Collected data entries:
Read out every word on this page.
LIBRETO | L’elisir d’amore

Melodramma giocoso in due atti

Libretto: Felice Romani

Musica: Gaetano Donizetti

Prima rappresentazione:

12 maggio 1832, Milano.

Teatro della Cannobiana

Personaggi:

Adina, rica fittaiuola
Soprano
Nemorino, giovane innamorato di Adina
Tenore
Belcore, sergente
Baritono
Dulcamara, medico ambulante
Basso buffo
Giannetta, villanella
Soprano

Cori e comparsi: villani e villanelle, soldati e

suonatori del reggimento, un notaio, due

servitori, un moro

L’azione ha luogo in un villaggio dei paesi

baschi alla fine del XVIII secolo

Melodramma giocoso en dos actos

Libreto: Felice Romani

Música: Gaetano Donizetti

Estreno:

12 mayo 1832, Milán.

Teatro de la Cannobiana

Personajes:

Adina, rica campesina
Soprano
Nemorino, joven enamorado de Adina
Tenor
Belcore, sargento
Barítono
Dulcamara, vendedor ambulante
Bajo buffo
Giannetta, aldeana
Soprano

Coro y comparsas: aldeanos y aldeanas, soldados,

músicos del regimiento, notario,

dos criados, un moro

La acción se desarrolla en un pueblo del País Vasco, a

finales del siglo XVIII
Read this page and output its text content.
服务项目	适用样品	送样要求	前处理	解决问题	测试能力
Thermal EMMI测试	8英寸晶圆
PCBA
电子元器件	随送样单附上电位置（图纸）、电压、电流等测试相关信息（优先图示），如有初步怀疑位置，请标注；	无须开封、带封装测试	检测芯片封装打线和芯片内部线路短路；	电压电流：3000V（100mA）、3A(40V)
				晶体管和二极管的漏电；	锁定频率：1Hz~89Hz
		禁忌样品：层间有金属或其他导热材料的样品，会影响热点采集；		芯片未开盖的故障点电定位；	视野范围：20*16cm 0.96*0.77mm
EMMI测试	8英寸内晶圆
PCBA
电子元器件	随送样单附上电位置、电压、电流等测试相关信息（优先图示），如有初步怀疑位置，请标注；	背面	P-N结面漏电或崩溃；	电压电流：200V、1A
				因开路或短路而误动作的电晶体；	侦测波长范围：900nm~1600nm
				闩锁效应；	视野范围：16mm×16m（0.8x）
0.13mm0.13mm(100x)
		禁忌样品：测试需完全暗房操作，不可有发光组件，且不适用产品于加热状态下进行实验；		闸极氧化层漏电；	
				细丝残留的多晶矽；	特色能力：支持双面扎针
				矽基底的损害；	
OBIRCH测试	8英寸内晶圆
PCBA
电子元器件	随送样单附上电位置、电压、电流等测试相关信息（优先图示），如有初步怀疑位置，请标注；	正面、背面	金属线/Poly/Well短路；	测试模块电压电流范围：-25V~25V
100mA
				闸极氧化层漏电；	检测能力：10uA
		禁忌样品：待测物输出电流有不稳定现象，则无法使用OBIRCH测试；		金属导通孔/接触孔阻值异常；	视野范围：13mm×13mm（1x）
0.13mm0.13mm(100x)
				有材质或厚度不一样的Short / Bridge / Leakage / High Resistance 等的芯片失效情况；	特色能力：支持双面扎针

#### [To be done]
Go through the records and print each one exactly.

#### [Response to the task]
Read out every word on this page.
LIBRETO | L’elisir d’amore

Melodramma giocoso in due atti

Libretto: Felice Romani

Musica: Gaetano Donizetti

Prima rappresentazione:

12 maggio 1832, Milano.

Teatro della Cannobiana

Personaggi:

Adina, rica fittaiuola
Soprano
Nemorino, giovane innamorato di Adina
Tenore
Belcore, sergente
Baritono
Dulcamara, medico ambulante
Basso buffo
Giannetta, villanella
Soprano

Cori e comparsi: villani e villanelle, soldati e

suonatori del reggimento, un notaio, due

servitori, un moro

L’azione ha luogo in un villaggio dei paesi

baschi alla fine del XVIII secolo

Melodramma giocoso en dos actos

Libreto: Felice Romani

Música: Gaetano Donizetti

Estreno:

12 mayo 1832, Milán.

Teatro de la Cannobiana

Personajes:

Adina, rica campesina
Soprano
Nemorino, joven enamorado de Adina
Tenor
Belcore, sargento
Barítono
Dulcamara, vendedor ambulante
Bajo buffo
Giannetta, aldeana
Soprano

Coro y comparsas: aldeanos y aldeanas, soldados,

músicos del regimiento, notario,

dos criados, un moro

La acción se desarrolla en un pueblo del País Vasco, a

finales del siglo XVIII
Read this page and output its text content.
服务项目	适用样品	送样要求	前处理	解决问题	测试能力
Thermal EMMI测试	8英寸晶圆
PCBA
电子元器件	随送样单附上电位置（图纸）、电压、电流等测试相关信息（优先图示），如有初步怀疑位置，请标注；	无须开封、带封装测试	检测芯片封装打线和芯片内部线路短路；	电压电流：3000V（100mA）、3A(40V)
				晶体管和二极管的漏电；	锁定频率：1Hz~89Hz
		禁忌样品：层间有金属或其他导热材料的样品，会影响热点采集；		芯片未开盖的故障点电定位；	视野范围：20*16cm 0.96*0.77mm
EMMI测试	8英寸内晶圆
PCBA
电子元器件	随送样单附上电位置、电压、电流等测试相关信息（优先图示），如有初步怀疑位置，请标注；	背面	P-N结面漏电或崩溃；	电压电流：200V、1A
				因开路或短路而误动作的电晶体；	侦测波长范围：900nm~1600nm
				闩锁效应；	视野范围：16mm×16m（0.8x）
0.13mm0.13mm(100x)
		禁忌样品：测试需完全暗房操作，不可有发光组件，且不适用产品于加热状态下进行实验；		闸极氧化层漏电；	
				细丝残留的多晶矽；	特色能力：支持双面扎针
				矽基底的损害；	
OBIRCH测试	8英寸内晶圆
PCBA
电子元器件	随送样单附上电位置、电压、电流等测试相关信息（优先图示），如有初步怀疑位置，请标注；	正面、背面	金属线/Poly/Well短路；	测试模块电压电流范围：-25V~25V
100mA
				闸极氧化层漏电；	检测能力：10uA
		禁忌样品：待测物输出电流有不稳定现象，则无法使用OBIRCH测试；		金属导通孔/接触孔阻值异常；	视野范围：13mm×13mm（1x）
0.13mm0.13mm(100x)
				有材质或厚度不一样的Short / Bridge / Leakage / High Resistance 等的芯片失效情况；	特色能力：支持双面扎针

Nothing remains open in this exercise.